▸ STATED GOAL
Check each line of the material below for "JSON", then copy the ones that contain it.

▸ RAW RECORDS
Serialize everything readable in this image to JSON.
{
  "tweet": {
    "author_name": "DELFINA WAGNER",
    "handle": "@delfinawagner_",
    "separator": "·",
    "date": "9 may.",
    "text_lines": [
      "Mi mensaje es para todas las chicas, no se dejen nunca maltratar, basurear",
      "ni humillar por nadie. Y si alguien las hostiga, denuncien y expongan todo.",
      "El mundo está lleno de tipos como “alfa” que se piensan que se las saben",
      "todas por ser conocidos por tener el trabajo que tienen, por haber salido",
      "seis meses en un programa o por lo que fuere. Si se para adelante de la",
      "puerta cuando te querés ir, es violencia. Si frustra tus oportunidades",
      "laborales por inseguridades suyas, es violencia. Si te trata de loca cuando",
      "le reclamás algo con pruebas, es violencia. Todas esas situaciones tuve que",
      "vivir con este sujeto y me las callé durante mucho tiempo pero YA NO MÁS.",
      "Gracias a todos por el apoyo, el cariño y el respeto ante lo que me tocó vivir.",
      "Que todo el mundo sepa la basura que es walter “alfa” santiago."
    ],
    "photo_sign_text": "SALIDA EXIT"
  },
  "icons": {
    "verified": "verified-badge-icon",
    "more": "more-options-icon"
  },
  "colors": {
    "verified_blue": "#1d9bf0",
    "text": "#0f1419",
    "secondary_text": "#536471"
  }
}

--

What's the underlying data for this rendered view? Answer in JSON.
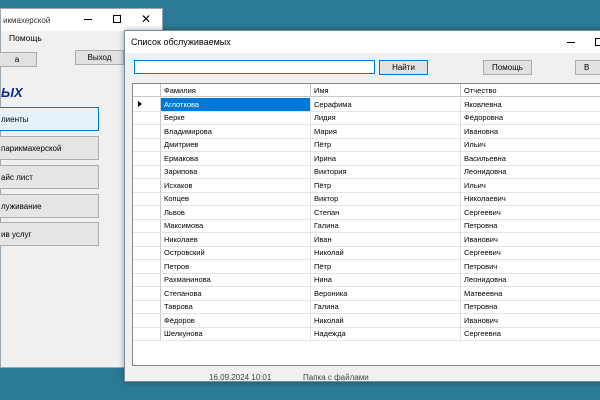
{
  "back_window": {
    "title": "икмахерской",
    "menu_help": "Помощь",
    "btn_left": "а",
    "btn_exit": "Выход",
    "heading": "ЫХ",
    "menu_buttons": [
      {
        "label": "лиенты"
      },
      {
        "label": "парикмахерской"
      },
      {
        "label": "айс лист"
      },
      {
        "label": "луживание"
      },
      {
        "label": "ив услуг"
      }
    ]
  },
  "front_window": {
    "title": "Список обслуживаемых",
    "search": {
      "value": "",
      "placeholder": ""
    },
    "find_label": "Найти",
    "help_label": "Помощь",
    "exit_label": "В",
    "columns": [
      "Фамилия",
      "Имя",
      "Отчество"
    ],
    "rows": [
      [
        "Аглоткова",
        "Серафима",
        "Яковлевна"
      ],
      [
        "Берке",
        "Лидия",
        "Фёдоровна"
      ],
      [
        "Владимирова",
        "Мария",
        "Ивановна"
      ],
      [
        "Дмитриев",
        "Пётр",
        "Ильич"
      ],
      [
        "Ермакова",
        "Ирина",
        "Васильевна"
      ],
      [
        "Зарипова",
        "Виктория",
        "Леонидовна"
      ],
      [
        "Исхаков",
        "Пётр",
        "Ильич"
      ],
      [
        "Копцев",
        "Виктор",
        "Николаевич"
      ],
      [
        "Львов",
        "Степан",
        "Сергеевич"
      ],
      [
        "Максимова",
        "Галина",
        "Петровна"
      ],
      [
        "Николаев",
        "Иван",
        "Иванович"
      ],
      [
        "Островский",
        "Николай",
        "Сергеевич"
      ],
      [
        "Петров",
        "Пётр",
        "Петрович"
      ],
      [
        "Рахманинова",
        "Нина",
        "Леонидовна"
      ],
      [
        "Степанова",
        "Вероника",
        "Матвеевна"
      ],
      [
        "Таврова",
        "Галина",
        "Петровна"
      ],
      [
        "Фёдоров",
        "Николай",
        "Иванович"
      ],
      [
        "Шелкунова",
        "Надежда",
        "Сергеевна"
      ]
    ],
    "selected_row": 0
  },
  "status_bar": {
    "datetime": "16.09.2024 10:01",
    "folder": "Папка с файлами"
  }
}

* * *

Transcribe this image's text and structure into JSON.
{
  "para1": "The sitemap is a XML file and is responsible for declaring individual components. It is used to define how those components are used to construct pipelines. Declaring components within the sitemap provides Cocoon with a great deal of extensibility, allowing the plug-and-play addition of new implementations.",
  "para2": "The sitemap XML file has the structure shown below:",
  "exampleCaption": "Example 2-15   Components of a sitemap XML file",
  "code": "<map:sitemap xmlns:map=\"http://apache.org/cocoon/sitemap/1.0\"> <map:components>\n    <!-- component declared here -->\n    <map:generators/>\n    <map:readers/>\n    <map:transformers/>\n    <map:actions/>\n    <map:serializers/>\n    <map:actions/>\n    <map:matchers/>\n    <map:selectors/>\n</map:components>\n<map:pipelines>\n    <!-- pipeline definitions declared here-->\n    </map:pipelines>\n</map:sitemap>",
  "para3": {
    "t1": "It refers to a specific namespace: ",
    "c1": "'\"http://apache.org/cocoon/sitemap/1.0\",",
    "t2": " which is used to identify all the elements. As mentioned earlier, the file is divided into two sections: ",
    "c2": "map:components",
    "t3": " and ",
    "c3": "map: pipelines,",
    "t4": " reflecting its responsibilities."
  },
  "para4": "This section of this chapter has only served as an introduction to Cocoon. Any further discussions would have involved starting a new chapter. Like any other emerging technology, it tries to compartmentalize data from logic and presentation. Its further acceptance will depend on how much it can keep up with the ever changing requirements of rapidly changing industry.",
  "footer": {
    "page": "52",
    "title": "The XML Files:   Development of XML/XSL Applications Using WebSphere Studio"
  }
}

▸ ANSWER FOR THE TASK
Serialize everything readable in this image to JSON.
What's the underlying data for this rendered view? Answer in JSON.
Transcribe this image's text and structure into JSON.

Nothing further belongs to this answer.